Objetivo del ejercicio: Reproduce sin ninguna modificación los datos que van desde la línea que contiene "give me the" hasta la línea que contiene "feature-title: High Touch", ambas incluidas.

Datos del conjunto:
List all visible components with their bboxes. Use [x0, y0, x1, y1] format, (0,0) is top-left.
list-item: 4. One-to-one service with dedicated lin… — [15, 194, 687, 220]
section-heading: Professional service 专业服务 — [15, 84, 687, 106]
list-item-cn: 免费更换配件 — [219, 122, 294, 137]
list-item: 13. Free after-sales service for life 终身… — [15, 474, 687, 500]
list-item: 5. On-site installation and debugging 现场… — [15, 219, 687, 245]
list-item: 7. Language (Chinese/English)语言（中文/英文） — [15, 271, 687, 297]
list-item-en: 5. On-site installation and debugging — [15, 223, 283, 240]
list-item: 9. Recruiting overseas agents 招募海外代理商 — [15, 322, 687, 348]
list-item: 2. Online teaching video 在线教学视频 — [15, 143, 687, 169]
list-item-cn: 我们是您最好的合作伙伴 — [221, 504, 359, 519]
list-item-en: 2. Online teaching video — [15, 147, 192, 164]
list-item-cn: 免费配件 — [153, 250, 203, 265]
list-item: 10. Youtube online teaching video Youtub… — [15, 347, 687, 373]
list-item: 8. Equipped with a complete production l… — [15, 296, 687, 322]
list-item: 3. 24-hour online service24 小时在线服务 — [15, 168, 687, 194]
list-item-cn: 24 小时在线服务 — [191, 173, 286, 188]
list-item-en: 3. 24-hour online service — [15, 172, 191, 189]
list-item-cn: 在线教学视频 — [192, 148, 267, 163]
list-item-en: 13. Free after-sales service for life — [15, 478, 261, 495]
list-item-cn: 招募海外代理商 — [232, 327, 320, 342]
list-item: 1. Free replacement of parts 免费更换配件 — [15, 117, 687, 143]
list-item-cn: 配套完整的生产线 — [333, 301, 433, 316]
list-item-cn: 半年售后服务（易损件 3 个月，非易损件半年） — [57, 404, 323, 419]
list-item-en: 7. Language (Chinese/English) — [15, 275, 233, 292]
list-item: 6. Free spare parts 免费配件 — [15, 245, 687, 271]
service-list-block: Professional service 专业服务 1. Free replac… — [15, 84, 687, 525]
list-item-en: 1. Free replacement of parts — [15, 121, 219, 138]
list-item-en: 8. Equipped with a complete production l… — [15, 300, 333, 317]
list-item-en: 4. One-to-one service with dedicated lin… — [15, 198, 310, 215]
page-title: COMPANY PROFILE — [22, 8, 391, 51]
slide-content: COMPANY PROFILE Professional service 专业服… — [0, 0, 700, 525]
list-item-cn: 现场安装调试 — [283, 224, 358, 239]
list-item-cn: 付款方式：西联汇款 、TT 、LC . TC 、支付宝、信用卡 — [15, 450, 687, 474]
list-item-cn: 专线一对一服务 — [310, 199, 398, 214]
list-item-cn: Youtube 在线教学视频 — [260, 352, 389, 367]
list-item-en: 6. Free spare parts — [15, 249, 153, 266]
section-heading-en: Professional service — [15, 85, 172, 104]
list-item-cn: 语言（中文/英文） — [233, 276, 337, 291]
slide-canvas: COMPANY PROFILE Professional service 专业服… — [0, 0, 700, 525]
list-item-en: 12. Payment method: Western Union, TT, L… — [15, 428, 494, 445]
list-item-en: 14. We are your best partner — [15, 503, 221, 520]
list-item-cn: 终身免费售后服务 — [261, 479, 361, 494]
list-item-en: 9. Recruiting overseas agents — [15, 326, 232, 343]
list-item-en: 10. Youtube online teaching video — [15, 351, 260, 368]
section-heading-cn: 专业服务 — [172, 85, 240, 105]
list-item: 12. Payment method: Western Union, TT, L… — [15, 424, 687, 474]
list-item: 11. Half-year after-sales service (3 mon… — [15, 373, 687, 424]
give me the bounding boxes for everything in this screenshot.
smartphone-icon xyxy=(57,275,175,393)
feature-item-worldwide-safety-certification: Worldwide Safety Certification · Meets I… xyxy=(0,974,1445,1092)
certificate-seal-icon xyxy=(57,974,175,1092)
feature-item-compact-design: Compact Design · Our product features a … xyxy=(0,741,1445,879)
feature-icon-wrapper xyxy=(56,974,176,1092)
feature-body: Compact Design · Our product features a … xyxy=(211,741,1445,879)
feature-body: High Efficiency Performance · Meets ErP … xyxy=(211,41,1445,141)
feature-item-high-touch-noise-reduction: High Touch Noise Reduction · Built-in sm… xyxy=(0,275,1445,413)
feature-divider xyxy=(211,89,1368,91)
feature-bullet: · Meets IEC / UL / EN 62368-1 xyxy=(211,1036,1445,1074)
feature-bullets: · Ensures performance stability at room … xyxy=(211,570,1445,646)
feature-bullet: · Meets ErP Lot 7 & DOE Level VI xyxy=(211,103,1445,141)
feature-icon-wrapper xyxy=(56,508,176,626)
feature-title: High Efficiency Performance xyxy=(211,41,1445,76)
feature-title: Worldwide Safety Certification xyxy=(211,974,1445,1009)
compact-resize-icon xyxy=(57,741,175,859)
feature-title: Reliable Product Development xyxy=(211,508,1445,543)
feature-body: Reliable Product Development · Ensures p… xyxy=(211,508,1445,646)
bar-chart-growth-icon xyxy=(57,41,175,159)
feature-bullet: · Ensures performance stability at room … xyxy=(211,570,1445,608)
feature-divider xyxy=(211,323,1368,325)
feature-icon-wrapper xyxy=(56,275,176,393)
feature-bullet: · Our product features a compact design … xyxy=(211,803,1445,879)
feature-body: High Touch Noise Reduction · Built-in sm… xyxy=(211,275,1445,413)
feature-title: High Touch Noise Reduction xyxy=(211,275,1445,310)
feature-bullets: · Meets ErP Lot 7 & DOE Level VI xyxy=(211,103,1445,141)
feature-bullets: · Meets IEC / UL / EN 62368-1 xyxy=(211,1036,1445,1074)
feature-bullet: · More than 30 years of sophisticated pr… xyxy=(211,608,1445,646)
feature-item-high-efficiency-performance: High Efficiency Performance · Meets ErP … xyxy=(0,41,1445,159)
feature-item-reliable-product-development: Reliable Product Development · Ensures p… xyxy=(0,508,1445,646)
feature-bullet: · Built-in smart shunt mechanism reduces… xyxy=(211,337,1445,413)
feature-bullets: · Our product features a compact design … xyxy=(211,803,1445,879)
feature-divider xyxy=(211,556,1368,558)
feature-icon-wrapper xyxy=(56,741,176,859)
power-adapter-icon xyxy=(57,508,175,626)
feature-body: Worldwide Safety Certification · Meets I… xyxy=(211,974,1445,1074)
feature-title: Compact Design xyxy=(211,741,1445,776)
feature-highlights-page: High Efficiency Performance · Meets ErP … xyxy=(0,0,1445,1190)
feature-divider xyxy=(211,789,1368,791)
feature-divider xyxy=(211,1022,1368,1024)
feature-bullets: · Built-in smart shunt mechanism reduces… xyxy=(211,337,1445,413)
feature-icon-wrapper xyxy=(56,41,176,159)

* * *

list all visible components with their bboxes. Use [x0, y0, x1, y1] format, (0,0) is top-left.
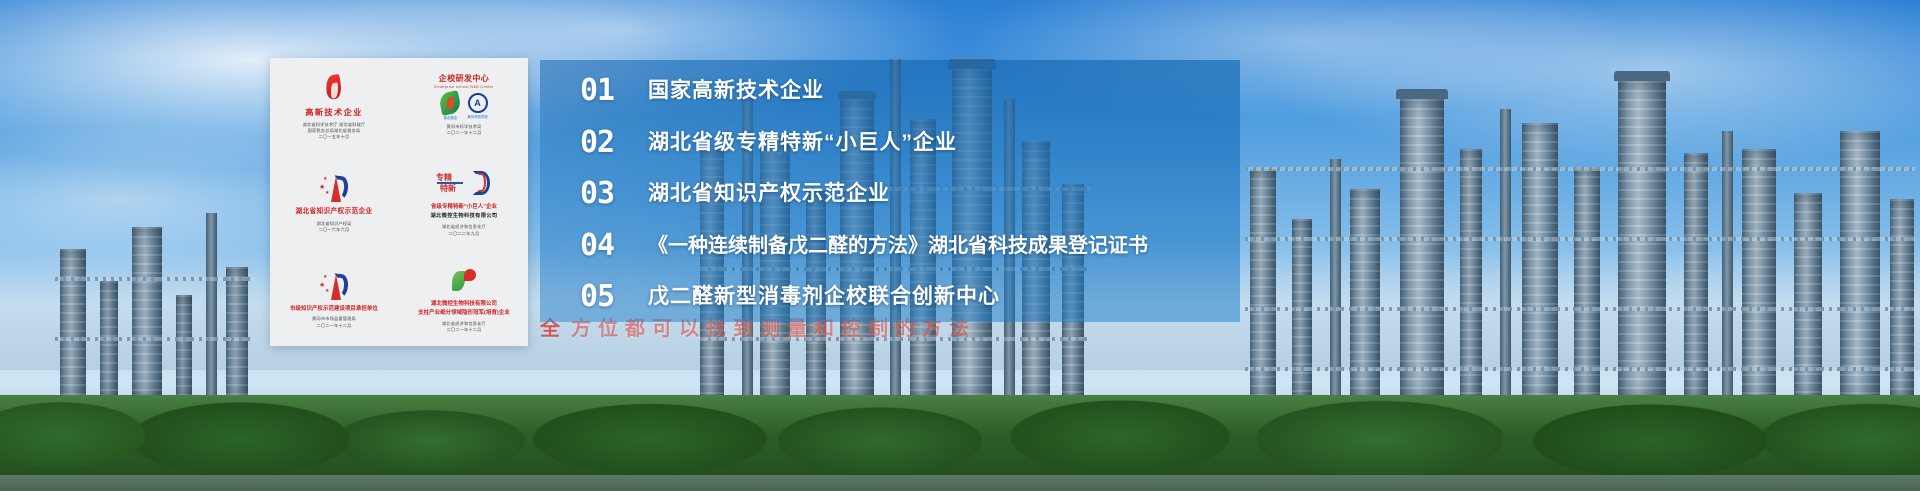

---

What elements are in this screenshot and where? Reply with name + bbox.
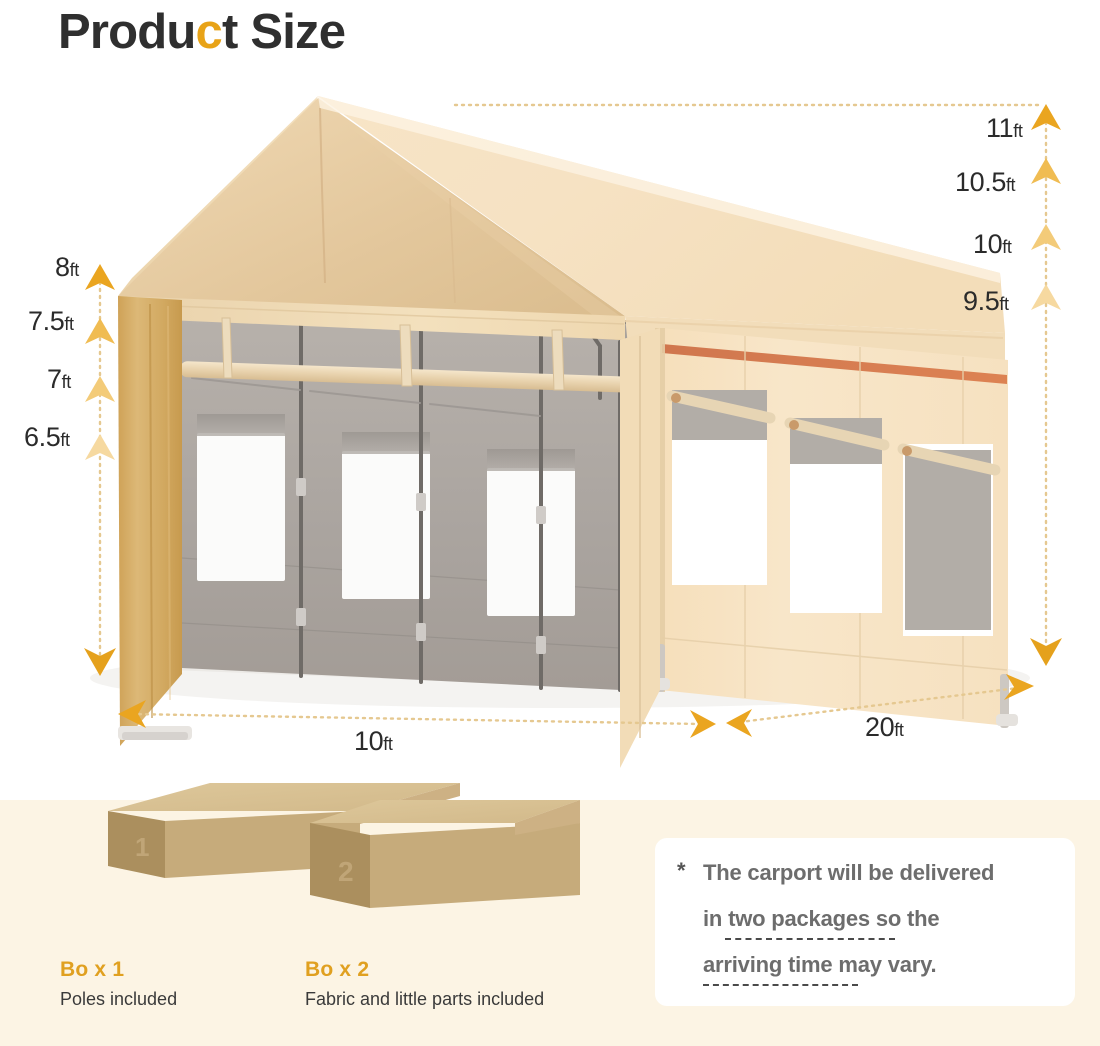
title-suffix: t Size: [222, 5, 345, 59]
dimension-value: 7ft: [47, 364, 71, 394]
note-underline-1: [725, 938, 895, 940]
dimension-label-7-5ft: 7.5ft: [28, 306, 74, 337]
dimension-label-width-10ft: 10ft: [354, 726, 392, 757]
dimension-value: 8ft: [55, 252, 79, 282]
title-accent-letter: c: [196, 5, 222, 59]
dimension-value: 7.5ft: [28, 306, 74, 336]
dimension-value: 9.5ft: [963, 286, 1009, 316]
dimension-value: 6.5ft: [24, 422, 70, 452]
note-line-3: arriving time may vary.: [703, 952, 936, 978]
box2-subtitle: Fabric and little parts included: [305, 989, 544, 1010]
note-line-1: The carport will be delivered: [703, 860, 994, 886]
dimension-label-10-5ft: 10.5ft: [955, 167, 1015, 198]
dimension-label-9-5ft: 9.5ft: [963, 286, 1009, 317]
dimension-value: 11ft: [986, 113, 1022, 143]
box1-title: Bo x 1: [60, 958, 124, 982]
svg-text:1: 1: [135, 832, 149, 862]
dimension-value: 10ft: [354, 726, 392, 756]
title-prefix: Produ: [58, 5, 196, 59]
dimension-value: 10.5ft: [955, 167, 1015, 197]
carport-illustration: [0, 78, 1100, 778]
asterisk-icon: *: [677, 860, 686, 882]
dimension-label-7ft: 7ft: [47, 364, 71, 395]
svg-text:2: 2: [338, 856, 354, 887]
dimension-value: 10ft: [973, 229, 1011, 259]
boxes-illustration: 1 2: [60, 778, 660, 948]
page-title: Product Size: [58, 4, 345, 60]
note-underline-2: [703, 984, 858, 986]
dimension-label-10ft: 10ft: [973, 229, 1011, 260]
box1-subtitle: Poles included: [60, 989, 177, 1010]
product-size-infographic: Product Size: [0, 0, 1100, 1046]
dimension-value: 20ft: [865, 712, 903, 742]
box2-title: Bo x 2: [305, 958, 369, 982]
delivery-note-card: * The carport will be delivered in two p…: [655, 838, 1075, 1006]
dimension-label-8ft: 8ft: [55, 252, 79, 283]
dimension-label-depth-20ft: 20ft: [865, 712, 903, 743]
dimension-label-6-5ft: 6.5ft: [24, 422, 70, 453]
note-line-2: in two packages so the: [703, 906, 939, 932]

Respuesta escrita:
give me the bounding boxes for everything in this screenshot.
smartphone-icon xyxy=(57,275,175,393)
feature-item-worldwide-safety-certification: Worldwide Safety Certification · Meets I… xyxy=(0,974,1445,1092)
certificate-seal-icon xyxy=(57,974,175,1092)
feature-item-compact-design: Compact Design · Our product features a … xyxy=(0,741,1445,879)
feature-icon-wrapper xyxy=(56,974,176,1092)
feature-body: Compact Design · Our product features a … xyxy=(211,741,1445,879)
feature-body: High Efficiency Performance · Meets ErP … xyxy=(211,41,1445,141)
feature-item-high-touch-noise-reduction: High Touch Noise Reduction · Built-in sm… xyxy=(0,275,1445,413)
feature-divider xyxy=(211,89,1368,91)
feature-bullet: · Meets IEC / UL / EN 62368-1 xyxy=(211,1036,1445,1074)
feature-bullets: · Ensures performance stability at room … xyxy=(211,570,1445,646)
feature-bullet: · Meets ErP Lot 7 & DOE Level VI xyxy=(211,103,1445,141)
feature-icon-wrapper xyxy=(56,508,176,626)
feature-title: High Efficiency Performance xyxy=(211,41,1445,76)
feature-title: Worldwide Safety Certification xyxy=(211,974,1445,1009)
compact-resize-icon xyxy=(57,741,175,859)
feature-title: Reliable Product Development xyxy=(211,508,1445,543)
feature-body: Reliable Product Development · Ensures p… xyxy=(211,508,1445,646)
bar-chart-growth-icon xyxy=(57,41,175,159)
feature-bullet: · Ensures performance stability at room … xyxy=(211,570,1445,608)
feature-divider xyxy=(211,323,1368,325)
feature-icon-wrapper xyxy=(56,275,176,393)
feature-bullet: · Our product features a compact design … xyxy=(211,803,1445,879)
feature-body: High Touch Noise Reduction · Built-in sm… xyxy=(211,275,1445,413)
feature-title: High Touch Noise Reduction xyxy=(211,275,1445,310)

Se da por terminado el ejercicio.